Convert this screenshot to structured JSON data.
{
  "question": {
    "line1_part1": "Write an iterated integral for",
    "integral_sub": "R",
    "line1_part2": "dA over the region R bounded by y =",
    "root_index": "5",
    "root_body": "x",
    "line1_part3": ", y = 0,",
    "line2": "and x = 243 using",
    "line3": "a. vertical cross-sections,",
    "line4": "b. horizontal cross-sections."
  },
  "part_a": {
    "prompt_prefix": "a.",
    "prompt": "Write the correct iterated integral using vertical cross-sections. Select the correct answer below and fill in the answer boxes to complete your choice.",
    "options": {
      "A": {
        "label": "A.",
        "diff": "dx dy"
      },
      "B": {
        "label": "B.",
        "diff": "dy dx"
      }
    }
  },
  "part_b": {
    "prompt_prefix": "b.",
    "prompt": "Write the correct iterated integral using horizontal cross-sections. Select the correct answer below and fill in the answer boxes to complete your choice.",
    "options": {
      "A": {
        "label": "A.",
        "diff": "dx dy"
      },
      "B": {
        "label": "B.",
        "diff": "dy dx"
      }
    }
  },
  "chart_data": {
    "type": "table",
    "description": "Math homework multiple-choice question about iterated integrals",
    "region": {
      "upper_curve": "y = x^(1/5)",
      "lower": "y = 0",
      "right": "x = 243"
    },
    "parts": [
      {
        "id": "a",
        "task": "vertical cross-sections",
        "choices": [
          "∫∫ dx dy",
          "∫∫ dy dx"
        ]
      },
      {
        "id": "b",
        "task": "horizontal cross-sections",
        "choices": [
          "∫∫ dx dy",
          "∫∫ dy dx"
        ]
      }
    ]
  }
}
::::::
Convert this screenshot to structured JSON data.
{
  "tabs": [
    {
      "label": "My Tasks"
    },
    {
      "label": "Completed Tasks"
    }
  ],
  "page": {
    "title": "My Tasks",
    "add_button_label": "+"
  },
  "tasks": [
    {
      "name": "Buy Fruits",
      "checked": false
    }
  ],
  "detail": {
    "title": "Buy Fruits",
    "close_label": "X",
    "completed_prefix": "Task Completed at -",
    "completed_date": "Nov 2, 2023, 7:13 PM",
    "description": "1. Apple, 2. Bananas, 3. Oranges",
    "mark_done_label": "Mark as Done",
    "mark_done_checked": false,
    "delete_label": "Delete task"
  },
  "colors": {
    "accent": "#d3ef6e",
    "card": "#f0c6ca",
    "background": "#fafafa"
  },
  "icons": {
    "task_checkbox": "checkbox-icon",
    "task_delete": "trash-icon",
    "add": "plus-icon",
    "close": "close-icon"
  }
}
::::::
## BRIEF
How many lines in the records hold the string "question"? Reply with the number alone.

## SOLUTION TO THIS PROBLEM
2